* _EXERCISE BRIEF_:
Return the number of lines holding "icon", with nothing added.

* _RECORD EXCERPTS_:
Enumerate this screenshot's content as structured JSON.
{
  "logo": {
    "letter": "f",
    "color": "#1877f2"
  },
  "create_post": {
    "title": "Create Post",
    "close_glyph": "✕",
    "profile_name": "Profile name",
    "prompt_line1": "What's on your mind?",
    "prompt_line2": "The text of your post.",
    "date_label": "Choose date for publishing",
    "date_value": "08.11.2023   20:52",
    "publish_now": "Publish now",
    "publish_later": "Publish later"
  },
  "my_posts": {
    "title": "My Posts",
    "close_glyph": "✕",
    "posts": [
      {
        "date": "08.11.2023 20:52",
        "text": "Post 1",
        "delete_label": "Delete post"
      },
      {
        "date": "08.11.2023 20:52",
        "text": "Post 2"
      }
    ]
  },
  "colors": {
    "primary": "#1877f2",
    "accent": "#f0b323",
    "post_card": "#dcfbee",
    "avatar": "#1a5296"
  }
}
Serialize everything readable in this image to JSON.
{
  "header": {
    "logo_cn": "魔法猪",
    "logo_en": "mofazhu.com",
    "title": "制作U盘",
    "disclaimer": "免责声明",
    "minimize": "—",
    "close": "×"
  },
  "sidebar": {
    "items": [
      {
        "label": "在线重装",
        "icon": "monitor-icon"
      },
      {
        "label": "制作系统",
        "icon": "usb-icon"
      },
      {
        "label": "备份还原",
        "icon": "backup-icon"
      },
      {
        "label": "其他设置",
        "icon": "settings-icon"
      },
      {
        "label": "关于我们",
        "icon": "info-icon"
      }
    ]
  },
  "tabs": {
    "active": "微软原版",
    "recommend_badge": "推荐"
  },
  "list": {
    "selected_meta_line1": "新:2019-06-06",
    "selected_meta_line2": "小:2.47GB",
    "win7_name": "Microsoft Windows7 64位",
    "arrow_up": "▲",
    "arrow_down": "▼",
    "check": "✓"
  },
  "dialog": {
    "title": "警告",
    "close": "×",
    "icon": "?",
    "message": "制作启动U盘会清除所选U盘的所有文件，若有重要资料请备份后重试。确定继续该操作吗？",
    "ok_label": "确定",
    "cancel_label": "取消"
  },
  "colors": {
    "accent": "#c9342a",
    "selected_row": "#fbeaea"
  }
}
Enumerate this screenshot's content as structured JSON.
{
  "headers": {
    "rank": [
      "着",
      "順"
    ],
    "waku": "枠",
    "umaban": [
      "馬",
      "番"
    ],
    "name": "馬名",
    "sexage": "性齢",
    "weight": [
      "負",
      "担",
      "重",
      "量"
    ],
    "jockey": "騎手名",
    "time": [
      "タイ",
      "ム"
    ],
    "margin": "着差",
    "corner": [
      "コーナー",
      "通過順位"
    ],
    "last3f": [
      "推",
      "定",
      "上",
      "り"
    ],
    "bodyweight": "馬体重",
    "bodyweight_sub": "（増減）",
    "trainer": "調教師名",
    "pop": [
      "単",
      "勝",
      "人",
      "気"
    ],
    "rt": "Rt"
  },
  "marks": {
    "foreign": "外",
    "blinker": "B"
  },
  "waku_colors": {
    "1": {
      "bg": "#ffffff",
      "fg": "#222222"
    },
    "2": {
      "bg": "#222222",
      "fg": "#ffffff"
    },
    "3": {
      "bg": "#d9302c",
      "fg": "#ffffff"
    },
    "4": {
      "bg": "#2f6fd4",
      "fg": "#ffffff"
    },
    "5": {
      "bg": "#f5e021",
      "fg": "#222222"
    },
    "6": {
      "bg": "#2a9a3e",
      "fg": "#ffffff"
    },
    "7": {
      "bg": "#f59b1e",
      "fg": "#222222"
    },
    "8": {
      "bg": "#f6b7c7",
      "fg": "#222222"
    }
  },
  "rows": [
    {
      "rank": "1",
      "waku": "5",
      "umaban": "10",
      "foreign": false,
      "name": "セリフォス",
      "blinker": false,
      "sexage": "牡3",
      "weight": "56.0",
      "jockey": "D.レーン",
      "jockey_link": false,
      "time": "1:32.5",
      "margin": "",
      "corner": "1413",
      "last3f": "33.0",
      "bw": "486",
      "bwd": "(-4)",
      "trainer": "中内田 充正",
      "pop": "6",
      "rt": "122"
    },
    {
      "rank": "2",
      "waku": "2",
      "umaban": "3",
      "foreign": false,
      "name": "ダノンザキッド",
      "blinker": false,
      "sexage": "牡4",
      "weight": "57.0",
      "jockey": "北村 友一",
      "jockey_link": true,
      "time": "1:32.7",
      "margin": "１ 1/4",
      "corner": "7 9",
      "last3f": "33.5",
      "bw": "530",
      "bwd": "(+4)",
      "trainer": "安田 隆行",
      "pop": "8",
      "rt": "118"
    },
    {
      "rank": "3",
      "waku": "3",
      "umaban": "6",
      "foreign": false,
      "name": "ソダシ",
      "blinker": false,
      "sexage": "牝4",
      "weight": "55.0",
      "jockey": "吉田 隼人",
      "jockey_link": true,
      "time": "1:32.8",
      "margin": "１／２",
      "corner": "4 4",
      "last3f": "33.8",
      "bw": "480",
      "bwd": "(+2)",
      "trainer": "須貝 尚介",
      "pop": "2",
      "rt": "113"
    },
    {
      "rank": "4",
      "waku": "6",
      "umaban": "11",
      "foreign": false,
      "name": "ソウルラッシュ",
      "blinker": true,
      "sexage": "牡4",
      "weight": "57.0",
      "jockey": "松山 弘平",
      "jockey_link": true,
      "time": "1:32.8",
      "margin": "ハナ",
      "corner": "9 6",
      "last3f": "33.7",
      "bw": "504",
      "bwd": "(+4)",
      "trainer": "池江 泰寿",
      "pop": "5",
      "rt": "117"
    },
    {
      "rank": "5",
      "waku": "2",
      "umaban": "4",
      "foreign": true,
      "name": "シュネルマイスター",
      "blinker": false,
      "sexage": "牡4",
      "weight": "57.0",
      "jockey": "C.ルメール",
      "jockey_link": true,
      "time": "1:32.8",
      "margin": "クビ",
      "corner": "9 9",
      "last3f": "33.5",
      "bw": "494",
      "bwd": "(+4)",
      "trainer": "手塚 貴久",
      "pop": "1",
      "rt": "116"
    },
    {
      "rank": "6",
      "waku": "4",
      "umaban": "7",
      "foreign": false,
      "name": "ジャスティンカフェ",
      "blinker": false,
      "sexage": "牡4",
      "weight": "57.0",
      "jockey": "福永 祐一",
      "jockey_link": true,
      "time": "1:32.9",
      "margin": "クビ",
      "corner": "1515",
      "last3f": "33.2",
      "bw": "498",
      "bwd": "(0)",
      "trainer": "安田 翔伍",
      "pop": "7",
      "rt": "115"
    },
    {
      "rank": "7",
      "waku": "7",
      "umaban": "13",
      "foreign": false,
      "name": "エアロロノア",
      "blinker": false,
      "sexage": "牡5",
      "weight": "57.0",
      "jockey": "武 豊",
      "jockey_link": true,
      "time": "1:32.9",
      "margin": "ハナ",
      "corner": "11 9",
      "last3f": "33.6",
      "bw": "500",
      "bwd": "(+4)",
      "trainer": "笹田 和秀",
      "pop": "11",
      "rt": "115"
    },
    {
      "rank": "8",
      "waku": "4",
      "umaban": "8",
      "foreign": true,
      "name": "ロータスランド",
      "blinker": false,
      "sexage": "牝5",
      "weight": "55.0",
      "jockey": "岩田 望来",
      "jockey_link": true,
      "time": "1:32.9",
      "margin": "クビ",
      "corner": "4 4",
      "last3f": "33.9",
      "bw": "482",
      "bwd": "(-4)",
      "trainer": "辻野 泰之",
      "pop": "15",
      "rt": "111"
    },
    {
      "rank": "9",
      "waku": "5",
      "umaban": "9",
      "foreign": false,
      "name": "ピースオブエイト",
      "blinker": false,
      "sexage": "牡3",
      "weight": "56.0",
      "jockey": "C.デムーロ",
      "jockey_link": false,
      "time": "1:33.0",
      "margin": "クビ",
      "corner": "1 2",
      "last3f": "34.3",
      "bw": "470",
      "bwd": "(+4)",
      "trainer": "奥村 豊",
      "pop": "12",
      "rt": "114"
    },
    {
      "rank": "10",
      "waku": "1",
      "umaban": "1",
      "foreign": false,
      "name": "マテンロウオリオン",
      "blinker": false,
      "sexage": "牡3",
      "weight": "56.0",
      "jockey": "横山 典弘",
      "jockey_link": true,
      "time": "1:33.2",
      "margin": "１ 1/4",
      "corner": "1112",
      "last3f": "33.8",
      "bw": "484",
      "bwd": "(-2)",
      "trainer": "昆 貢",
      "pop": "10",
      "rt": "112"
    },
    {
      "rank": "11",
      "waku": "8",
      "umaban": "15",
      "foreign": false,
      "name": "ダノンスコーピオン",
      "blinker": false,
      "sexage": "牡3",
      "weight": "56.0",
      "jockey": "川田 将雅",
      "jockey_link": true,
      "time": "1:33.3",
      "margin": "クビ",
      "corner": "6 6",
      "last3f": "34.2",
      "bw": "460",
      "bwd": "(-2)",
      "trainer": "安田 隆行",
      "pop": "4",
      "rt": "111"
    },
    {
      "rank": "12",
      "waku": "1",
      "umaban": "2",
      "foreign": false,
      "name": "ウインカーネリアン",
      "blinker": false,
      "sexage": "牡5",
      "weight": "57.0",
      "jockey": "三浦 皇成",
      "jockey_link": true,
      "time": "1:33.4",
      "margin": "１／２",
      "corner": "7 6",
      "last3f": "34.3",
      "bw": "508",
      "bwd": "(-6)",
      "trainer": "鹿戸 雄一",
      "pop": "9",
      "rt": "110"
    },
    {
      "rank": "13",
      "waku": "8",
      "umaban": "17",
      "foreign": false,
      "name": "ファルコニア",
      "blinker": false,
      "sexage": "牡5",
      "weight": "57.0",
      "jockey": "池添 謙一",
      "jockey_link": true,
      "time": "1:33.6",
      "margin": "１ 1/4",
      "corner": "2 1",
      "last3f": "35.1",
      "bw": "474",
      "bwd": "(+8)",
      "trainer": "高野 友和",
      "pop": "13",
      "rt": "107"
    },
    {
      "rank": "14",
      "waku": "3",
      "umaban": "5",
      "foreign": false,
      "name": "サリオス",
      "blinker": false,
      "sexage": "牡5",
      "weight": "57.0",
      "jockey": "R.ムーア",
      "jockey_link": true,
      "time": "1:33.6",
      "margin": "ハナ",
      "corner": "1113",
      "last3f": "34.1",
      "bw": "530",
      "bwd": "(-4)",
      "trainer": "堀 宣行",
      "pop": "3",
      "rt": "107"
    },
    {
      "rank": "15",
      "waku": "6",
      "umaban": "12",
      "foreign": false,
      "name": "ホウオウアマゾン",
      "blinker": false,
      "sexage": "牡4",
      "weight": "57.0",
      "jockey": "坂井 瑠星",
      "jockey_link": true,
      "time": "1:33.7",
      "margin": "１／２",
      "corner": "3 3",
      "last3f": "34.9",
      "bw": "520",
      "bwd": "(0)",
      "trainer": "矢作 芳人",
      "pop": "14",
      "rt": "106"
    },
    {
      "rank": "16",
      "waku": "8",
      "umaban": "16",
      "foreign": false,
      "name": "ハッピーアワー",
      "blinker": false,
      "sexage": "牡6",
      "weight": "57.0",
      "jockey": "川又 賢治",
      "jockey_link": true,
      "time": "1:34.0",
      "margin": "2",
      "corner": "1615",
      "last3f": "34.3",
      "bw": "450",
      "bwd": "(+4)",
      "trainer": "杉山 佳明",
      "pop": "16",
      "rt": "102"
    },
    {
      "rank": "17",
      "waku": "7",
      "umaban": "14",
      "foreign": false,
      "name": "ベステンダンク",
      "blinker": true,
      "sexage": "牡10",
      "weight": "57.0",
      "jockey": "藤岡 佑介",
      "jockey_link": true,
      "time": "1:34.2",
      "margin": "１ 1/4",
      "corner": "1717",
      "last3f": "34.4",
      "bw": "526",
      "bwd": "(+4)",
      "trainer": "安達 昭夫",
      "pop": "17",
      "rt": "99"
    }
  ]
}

* _FULL RESPONSE_:
6